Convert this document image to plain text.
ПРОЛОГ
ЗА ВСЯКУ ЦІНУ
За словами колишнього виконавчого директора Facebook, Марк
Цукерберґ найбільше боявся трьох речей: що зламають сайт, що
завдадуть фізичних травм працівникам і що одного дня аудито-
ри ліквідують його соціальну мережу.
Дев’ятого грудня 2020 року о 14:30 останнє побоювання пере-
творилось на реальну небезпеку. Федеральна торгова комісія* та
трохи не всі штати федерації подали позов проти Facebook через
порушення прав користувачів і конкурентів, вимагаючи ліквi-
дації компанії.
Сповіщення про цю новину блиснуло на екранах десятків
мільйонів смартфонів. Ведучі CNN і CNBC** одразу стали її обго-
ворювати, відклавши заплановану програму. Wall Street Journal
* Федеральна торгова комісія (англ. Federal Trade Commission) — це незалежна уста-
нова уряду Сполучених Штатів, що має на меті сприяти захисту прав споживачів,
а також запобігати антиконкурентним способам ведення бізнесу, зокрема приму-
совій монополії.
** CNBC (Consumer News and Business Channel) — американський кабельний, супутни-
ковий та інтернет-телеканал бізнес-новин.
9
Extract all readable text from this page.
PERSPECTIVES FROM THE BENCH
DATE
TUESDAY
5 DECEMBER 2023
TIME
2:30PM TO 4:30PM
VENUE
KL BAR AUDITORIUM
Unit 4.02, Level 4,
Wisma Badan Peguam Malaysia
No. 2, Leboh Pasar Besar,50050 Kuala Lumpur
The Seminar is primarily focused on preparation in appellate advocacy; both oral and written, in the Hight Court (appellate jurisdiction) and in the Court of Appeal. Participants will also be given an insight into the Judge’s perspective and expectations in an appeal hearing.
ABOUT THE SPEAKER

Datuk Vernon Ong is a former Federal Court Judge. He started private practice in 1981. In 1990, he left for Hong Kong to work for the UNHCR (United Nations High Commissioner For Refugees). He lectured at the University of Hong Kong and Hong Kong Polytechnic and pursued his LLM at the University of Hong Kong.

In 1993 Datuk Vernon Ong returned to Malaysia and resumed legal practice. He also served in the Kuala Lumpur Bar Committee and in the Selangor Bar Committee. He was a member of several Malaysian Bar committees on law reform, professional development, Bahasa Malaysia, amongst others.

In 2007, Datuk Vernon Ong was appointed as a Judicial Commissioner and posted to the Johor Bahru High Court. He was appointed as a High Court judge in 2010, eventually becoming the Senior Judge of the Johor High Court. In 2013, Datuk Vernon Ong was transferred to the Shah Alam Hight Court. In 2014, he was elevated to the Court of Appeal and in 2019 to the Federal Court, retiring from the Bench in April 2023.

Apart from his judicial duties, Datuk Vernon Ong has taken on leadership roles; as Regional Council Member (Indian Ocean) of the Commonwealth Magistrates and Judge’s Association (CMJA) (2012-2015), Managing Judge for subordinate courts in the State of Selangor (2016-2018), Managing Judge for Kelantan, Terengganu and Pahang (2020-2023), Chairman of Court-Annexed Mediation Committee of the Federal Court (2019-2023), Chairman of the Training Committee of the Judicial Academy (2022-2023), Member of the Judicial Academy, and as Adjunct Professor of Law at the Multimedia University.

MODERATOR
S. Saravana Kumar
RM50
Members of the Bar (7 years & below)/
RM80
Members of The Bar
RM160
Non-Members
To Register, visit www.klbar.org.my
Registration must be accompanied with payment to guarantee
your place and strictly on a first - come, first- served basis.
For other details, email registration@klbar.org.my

===

■ What is required
Determine the number of lines in the entries above where the string "text" appears. Answer with the number alone.

■ Exercise answer
2